» Given exercise
All of the records below should be output exactly.

---------- Supplied data

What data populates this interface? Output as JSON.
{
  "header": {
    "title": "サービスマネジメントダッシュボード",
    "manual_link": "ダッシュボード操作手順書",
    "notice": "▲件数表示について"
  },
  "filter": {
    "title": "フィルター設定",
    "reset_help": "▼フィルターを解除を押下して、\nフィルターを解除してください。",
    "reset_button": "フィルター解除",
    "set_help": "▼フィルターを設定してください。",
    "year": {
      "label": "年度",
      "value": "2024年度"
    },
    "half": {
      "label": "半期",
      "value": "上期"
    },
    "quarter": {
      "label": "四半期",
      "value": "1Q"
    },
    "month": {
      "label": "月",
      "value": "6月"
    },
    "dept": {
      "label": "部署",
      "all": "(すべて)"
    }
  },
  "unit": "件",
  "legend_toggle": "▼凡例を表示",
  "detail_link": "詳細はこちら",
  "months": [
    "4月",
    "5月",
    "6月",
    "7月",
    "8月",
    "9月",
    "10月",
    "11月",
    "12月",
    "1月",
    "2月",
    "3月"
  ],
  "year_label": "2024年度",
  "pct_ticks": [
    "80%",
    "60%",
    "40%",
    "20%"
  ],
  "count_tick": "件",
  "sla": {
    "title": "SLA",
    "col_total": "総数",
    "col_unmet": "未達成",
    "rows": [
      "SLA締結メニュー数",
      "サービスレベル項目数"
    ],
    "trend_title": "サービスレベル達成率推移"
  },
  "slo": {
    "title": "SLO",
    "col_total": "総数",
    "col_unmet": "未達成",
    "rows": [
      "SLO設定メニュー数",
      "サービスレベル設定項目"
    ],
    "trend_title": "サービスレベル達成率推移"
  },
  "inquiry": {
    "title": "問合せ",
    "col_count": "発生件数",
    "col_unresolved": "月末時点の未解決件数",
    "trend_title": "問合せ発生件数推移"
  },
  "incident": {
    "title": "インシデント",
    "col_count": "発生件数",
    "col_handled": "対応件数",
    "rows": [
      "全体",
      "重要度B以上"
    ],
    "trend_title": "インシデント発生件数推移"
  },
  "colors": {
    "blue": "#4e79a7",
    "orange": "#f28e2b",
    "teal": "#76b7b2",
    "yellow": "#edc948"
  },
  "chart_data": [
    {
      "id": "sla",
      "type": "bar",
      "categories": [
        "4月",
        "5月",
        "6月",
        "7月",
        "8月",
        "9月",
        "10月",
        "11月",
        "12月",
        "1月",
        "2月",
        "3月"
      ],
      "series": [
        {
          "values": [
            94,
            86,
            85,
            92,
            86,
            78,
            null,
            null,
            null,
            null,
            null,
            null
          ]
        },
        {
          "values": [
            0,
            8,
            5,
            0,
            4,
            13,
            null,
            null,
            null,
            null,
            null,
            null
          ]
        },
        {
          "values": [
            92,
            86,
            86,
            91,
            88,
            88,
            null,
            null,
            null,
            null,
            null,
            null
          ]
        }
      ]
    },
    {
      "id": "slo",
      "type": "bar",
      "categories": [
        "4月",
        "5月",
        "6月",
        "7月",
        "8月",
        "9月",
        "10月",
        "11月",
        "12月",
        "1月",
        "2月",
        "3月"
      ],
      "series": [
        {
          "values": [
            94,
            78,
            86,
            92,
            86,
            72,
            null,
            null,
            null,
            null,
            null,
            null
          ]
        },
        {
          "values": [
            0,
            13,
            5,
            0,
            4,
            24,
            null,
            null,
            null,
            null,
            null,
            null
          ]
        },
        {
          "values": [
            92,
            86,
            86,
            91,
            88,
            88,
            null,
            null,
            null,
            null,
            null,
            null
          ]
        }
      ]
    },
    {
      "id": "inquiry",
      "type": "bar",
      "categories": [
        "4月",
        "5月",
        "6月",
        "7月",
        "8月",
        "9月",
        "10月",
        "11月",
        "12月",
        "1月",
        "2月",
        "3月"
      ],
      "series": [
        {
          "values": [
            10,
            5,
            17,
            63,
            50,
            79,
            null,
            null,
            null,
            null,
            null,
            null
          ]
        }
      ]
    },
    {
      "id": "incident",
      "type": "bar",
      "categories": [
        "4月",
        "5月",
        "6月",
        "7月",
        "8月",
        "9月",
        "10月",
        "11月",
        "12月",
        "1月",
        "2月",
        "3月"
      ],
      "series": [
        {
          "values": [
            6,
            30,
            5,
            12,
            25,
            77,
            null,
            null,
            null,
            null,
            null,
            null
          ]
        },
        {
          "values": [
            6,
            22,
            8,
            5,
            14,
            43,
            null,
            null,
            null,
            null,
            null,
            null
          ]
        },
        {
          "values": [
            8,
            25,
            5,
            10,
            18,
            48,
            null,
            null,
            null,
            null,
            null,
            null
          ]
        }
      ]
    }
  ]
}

--------------------

» Solution
What data populates this interface? Output as JSON.
{
  "header": {
    "title": "サービスマネジメントダッシュボード",
    "manual_link": "ダッシュボード操作手順書",
    "notice": "▲件数表示について"
  },
  "filter": {
    "title": "フィルター設定",
    "reset_help": "▼フィルターを解除を押下して、\nフィルターを解除してください。",
    "reset_button": "フィルター解除",
    "set_help": "▼フィルターを設定してください。",
    "year": {
      "label": "年度",
      "value": "2024年度"
    },
    "half": {
      "label": "半期",
      "value": "上期"
    },
    "quarter": {
      "label": "四半期",
      "value": "1Q"
    },
    "month": {
      "label": "月",
      "value": "6月"
    },
    "dept": {
      "label": "部署",
      "all": "(すべて)"
    }
  },
  "unit": "件",
  "legend_toggle": "▼凡例を表示",
  "detail_link": "詳細はこちら",
  "months": [
    "4月",
    "5月",
    "6月",
    "7月",
    "8月",
    "9月",
    "10月",
    "11月",
    "12月",
    "1月",
    "2月",
    "3月"
  ],
  "year_label": "2024年度",
  "pct_ticks": [
    "80%",
    "60%",
    "40%",
    "20%"
  ],
  "count_tick": "件",
  "sla": {
    "title": "SLA",
    "col_total": "総数",
    "col_unmet": "未達成",
    "rows": [
      "SLA締結メニュー数",
      "サービスレベル項目数"
    ],
    "trend_title": "サービスレベル達成率推移"
  },
  "slo": {
    "title": "SLO",
    "col_total": "総数",
    "col_unmet": "未達成",
    "rows": [
      "SLO設定メニュー数",
      "サービスレベル設定項目"
    ],
    "trend_title": "サービスレベル達成率推移"
  },
  "inquiry": {
    "title": "問合せ",
    "col_count": "発生件数",
    "col_unresolved": "月末時点の未解決件数",
    "trend_title": "問合せ発生件数推移"
  },
  "incident": {
    "title": "インシデント",
    "col_count": "発生件数",
    "col_handled": "対応件数",
    "rows": [
      "全体",
      "重要度B以上"
    ],
    "trend_title": "インシデント発生件数推移"
  },
  "colors": {
    "blue": "#4e79a7",
    "orange": "#f28e2b",
    "teal": "#76b7b2",
    "yellow": "#edc948"
  },
  "chart_data": [
    {
      "id": "sla",
      "type": "bar",
      "categories": [
        "4月",
        "5月",
        "6月",
        "7月",
        "8月",
        "9月",
        "10月",
        "11月",
        "12月",
        "1月",
        "2月",
        "3月"
      ],
      "series": [
        {
          "values": [
            94,
            86,
            85,
            92,
            86,
            78,
            null,
            null,
            null,
            null,
            null,
            null
          ]
        },
        {
          "values": [
            0,
            8,
            5,
            0,
            4,
            13,
            null,
            null,
            null,
            null,
            null,
            null
          ]
        },
        {
          "values": [
            92,
            86,
            86,
            91,
            88,
            88,
            null,
            null,
            null,
            null,
            null,
            null
          ]
        }
      ]
    },
    {
      "id": "slo",
      "type": "bar",
      "categories": [
        "4月",
        "5月",
        "6月",
        "7月",
        "8月",
        "9月",
        "10月",
        "11月",
        "12月",
        "1月",
        "2月",
        "3月"
      ],
      "series": [
        {
          "values": [
            94,
            78,
            86,
            92,
            86,
            72,
            null,
            null,
            null,
            null,
            null,
            null
          ]
        },
        {
          "values": [
            0,
            13,
            5,
            0,
            4,
            24,
            null,
            null,
            null,
            null,
            null,
            null
          ]
        },
        {
          "values": [
            92,
            86,
            86,
            91,
            88,
            88,
            null,
            null,
            null,
            null,
            null,
            null
          ]
        }
      ]
    },
    {
      "id": "inquiry",
      "type": "bar",
      "categories": [
        "4月",
        "5月",
        "6月",
        "7月",
        "8月",
        "9月",
        "10月",
        "11月",
        "12月",
        "1月",
        "2月",
        "3月"
      ],
      "series": [
        {
          "values": [
            10,
            5,
            17,
            63,
            50,
            79,
            null,
            null,
            null,
            null,
            null,
            null
          ]
        }
      ]
    },
    {
      "id": "incident",
      "type": "bar",
      "categories": [
        "4月",
        "5月",
        "6月",
        "7月",
        "8月",
        "9月",
        "10月",
        "11月",
        "12月",
        "1月",
        "2月",
        "3月"
      ],
      "series": [
        {
          "values": [
            6,
            30,
            5,
            12,
            25,
            77,
            null,
            null,
            null,
            null,
            null,
            null
          ]
        },
        {
          "values": [
            6,
            22,
            8,
            5,
            14,
            43,
            null,
            null,
            null,
            null,
            null,
            null
          ]
        },
        {
          "values": [
            8,
            25,
            5,
            10,
            18,
            48,
            null,
            null,
            null,
            null,
            null,
            null
          ]
        }
      ]
    }
  ]
}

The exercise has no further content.